● **WORK TO DO**
Every line with the word "text" in it should be extracted from the data that follows.

● **PROVIDED RECORDS**
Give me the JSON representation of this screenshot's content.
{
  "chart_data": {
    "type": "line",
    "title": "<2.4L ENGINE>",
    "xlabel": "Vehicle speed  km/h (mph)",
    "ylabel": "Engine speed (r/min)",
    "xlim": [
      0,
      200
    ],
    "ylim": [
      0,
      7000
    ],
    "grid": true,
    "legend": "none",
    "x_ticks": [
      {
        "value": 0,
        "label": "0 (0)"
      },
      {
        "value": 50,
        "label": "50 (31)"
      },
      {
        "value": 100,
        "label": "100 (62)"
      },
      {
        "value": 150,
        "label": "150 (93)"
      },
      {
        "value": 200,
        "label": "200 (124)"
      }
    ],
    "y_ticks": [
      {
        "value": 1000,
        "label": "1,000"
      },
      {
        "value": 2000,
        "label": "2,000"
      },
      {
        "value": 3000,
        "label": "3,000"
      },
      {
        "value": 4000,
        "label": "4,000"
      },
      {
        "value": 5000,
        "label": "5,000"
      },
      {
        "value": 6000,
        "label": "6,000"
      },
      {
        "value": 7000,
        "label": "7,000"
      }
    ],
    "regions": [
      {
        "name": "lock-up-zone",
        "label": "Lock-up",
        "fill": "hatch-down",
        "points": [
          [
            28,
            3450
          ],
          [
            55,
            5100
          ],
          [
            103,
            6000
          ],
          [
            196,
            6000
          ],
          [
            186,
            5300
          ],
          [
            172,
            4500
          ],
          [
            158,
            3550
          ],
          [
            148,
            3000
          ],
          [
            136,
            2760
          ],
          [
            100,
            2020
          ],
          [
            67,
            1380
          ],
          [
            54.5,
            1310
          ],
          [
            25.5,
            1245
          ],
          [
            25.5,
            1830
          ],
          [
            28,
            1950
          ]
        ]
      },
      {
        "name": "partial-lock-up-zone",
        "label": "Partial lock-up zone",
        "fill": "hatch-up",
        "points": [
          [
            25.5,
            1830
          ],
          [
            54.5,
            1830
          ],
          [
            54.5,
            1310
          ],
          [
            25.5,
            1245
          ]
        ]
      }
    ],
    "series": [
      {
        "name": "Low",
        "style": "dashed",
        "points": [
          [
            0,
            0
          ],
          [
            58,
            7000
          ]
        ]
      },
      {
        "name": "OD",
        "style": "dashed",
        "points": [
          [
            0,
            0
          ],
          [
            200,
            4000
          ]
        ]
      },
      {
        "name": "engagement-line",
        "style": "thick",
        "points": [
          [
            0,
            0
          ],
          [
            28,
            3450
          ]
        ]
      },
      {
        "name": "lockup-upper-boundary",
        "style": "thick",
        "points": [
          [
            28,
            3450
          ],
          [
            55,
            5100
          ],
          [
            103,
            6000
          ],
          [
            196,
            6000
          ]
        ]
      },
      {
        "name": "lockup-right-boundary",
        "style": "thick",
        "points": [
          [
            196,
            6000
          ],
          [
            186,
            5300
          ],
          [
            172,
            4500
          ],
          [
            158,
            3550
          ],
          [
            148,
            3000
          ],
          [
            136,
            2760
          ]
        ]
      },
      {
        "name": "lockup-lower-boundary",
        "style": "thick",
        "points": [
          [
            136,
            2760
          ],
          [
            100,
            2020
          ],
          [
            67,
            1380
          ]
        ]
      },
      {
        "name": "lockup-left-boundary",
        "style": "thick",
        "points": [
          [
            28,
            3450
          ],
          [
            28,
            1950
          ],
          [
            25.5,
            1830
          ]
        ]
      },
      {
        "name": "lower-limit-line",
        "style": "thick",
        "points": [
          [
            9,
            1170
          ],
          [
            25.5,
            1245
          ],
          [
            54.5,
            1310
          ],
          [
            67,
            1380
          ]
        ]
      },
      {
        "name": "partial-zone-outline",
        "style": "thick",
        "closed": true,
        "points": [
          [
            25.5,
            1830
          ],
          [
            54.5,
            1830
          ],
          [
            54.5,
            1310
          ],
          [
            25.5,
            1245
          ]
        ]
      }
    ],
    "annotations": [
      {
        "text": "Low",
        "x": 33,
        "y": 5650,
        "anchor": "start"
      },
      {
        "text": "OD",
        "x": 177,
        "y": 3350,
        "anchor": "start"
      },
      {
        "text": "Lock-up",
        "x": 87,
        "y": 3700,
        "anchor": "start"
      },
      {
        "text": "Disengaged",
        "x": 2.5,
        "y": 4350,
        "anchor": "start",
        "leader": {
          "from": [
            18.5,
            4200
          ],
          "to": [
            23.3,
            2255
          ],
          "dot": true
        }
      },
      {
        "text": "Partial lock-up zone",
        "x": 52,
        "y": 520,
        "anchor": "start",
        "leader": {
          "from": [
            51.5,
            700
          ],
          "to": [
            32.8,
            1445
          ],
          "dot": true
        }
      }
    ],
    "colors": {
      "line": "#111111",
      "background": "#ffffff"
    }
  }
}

● **RESULT**
        "text": "Low",
        "text": "OD",
        "text": "Lock-up",
        "text": "Disengaged",
        "text": "Partial lock-up zone",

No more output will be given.